• Exercise aim
Search the records for "MODULE" and copy each line that holds it.

***

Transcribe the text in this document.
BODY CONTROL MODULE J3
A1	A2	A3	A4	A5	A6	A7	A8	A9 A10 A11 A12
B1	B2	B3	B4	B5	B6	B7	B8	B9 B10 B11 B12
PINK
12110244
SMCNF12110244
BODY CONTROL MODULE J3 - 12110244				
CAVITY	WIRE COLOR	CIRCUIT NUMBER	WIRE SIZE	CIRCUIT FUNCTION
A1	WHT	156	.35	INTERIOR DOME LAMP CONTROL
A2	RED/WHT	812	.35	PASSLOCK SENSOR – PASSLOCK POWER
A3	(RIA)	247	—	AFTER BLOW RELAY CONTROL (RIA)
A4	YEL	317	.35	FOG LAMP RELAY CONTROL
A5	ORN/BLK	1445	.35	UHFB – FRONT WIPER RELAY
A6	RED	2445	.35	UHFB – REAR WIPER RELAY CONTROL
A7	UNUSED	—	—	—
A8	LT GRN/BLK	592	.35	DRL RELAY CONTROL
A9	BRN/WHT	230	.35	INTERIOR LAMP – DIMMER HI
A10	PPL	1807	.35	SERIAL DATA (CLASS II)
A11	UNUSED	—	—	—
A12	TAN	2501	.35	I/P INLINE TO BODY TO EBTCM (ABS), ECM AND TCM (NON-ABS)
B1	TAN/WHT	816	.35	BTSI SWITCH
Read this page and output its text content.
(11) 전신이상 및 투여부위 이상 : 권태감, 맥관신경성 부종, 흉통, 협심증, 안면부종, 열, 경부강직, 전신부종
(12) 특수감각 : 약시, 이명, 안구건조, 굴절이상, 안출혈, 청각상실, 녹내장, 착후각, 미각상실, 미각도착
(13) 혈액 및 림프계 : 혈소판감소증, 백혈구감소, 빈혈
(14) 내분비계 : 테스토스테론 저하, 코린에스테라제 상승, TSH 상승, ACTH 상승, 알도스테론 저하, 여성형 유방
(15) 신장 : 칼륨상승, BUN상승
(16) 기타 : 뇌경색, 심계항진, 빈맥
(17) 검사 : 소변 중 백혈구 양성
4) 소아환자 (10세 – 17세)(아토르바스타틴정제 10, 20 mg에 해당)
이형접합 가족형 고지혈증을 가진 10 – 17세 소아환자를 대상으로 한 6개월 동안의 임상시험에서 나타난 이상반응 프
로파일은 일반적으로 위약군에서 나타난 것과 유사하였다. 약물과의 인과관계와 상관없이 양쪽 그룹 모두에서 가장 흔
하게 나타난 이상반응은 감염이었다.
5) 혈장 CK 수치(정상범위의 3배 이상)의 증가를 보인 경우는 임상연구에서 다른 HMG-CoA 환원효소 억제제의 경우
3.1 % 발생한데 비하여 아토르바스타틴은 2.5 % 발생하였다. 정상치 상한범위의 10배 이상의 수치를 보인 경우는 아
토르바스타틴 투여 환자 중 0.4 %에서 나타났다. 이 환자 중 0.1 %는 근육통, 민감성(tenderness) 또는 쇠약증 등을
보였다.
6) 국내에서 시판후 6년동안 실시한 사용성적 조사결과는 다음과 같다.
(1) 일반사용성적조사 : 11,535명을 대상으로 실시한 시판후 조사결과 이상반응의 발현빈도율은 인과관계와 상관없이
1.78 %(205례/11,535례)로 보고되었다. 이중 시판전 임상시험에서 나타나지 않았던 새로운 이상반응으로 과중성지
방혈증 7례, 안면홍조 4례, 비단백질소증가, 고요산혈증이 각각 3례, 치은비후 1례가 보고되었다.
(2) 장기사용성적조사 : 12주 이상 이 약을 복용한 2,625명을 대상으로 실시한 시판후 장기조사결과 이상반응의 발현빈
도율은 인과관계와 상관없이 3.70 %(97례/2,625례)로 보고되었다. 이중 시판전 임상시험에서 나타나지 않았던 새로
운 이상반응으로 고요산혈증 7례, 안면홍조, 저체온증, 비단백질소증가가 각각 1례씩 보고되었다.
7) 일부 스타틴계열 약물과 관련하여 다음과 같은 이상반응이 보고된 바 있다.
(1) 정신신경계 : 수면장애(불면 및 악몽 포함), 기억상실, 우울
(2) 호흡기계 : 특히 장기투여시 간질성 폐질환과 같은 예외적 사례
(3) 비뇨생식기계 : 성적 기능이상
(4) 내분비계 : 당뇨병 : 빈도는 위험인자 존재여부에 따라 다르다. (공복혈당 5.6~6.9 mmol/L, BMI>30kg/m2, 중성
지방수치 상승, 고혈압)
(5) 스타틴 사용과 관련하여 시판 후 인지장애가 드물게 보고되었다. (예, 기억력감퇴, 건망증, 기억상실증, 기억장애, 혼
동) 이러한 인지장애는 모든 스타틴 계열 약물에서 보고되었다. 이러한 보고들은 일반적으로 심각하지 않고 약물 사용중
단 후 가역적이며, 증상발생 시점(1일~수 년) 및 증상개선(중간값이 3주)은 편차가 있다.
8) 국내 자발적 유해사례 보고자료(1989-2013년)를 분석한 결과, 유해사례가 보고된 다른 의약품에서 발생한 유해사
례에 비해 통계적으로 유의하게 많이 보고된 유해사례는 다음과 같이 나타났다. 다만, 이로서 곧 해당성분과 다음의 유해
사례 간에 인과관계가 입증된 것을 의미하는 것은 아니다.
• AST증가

***

• Exercise output
BODY CONTROL MODULE J3
BODY CONTROL MODULE J3 - 12110244				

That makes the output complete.